## [RECORD SET]
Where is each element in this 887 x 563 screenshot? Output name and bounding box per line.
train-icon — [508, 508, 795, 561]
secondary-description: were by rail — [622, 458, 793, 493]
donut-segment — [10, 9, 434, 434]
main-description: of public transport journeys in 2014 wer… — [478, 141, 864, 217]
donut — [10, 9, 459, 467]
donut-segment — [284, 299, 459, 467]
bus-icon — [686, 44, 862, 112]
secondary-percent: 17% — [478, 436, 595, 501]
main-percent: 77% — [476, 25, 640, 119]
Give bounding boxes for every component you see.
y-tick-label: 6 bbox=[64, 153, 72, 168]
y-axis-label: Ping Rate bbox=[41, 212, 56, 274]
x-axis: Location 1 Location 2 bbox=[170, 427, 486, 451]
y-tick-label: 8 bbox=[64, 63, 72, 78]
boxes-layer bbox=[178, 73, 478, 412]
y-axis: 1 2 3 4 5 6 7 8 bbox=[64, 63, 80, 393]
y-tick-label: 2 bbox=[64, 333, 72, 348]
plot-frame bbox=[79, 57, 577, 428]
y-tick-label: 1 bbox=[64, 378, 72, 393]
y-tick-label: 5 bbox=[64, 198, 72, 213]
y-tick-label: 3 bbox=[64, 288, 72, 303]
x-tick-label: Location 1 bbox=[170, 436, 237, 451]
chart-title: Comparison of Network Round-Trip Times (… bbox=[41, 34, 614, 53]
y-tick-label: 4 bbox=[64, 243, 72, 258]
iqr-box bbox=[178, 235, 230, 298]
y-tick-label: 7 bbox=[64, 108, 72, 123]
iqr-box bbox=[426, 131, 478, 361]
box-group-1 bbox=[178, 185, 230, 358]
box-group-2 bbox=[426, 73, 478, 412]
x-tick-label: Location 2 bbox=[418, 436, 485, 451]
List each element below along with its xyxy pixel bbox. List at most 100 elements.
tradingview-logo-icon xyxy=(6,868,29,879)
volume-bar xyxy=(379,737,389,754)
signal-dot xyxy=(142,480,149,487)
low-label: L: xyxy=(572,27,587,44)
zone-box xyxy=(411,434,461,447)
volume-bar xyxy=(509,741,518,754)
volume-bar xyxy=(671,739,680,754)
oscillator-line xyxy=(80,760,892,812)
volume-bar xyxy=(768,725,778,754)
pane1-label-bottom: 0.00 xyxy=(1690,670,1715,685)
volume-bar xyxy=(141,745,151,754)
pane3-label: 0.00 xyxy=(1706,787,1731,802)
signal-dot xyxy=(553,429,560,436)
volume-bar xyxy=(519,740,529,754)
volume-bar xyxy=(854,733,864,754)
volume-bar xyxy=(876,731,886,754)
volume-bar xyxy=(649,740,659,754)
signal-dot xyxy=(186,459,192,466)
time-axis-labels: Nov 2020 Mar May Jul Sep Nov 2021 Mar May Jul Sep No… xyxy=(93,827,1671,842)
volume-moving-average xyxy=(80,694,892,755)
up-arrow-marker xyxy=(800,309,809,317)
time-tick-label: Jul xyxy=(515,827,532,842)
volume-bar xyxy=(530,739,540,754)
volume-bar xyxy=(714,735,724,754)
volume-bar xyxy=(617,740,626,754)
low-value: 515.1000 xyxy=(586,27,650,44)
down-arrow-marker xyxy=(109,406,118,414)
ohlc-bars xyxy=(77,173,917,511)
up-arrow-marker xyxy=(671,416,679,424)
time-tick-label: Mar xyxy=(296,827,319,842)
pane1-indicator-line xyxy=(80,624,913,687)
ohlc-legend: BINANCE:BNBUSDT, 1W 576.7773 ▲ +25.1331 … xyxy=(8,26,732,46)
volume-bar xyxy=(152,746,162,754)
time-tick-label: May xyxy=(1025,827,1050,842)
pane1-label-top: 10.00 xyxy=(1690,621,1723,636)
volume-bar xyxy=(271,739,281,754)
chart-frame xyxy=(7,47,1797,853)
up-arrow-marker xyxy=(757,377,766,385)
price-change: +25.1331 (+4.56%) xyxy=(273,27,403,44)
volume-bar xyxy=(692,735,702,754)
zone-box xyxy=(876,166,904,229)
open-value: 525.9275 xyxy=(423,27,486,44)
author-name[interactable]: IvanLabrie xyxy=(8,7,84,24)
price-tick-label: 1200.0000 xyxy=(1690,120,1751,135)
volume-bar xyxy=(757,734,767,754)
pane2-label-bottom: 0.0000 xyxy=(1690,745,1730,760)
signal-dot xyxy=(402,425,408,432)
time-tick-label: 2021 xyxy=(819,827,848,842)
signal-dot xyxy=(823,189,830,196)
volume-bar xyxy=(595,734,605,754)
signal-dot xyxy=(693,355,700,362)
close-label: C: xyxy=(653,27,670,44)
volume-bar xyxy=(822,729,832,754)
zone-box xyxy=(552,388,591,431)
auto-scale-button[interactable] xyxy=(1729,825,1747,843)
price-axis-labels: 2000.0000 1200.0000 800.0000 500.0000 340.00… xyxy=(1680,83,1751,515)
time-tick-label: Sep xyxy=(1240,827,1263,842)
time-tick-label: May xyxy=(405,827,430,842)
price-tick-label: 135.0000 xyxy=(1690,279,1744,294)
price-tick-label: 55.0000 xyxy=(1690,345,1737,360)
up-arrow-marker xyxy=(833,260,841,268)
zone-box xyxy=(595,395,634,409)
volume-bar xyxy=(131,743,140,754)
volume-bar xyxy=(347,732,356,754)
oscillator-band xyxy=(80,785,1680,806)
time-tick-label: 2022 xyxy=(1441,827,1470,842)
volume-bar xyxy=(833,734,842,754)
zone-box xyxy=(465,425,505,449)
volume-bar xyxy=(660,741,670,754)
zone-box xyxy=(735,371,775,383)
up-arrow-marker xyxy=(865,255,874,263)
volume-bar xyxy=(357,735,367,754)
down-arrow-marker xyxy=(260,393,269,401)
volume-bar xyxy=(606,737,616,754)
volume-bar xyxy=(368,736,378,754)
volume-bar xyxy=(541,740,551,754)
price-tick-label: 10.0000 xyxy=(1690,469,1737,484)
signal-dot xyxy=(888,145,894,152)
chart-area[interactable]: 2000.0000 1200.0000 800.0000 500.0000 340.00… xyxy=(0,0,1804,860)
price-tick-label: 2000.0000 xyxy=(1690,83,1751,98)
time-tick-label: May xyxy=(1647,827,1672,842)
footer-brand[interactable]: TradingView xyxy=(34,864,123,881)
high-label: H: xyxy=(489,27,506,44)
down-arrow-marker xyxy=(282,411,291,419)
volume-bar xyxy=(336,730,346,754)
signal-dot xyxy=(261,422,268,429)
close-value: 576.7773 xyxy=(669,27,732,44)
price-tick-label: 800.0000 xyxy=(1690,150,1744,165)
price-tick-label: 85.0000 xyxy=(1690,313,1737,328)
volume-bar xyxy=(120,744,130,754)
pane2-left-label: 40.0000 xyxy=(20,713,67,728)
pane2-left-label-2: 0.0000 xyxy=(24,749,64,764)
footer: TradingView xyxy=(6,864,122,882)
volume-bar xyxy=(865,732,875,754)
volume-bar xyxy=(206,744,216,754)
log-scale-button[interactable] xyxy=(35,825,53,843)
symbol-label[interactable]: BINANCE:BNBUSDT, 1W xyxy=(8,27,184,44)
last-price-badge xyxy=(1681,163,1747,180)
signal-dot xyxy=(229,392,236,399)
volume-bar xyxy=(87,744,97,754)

## [SET EXERCISE]
Return each line from the start of the records through the line containing "bus-icon — [686, 44, 862, 112]", including both ends, copied character for character.

## [IN RESPONSE]
Where is each element in this 887 x 563 screenshot? Output name and bounding box per line.
train-icon — [508, 508, 795, 561]
secondary-description: were by rail — [622, 458, 793, 493]
donut-segment — [10, 9, 434, 434]
main-description: of public transport journeys in 2014 wer… — [478, 141, 864, 217]
donut — [10, 9, 459, 467]
donut-segment — [284, 299, 459, 467]
bus-icon — [686, 44, 862, 112]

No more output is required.